» What is expected
In the listing below, find every line containing "Validation" and copy it out.

[Figure data in JSON]
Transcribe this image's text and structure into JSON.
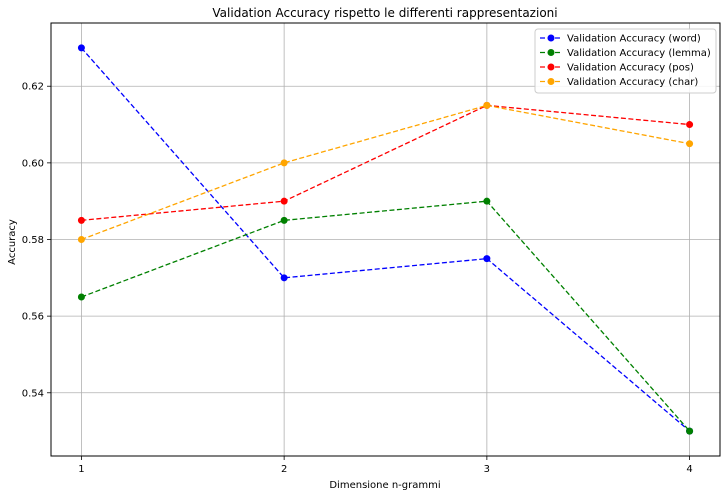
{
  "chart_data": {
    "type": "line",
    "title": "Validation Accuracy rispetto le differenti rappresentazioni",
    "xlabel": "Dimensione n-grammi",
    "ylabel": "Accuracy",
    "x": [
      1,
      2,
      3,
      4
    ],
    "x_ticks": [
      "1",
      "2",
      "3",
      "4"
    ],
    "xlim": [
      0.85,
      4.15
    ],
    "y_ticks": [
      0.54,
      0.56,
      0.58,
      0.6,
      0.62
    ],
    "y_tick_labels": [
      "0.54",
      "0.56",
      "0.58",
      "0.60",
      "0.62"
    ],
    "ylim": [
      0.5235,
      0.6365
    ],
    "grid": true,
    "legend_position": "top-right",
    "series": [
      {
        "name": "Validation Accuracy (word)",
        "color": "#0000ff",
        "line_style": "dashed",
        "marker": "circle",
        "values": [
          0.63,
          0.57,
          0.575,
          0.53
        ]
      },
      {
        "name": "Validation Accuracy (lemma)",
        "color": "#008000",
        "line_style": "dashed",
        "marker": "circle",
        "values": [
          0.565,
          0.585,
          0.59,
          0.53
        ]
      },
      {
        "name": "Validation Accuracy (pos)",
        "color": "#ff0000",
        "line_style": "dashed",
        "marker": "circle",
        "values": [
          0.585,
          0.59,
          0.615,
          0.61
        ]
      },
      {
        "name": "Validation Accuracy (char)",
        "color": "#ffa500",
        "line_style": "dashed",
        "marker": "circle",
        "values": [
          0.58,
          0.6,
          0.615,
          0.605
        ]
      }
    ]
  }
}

» Finished answer
    "title": "Validation Accuracy rispetto le differenti rappresentazioni",
        "name": "Validation Accuracy (word)",
        "name": "Validation Accuracy (lemma)",
        "name": "Validation Accuracy (pos)",
        "name": "Validation Accuracy (char)",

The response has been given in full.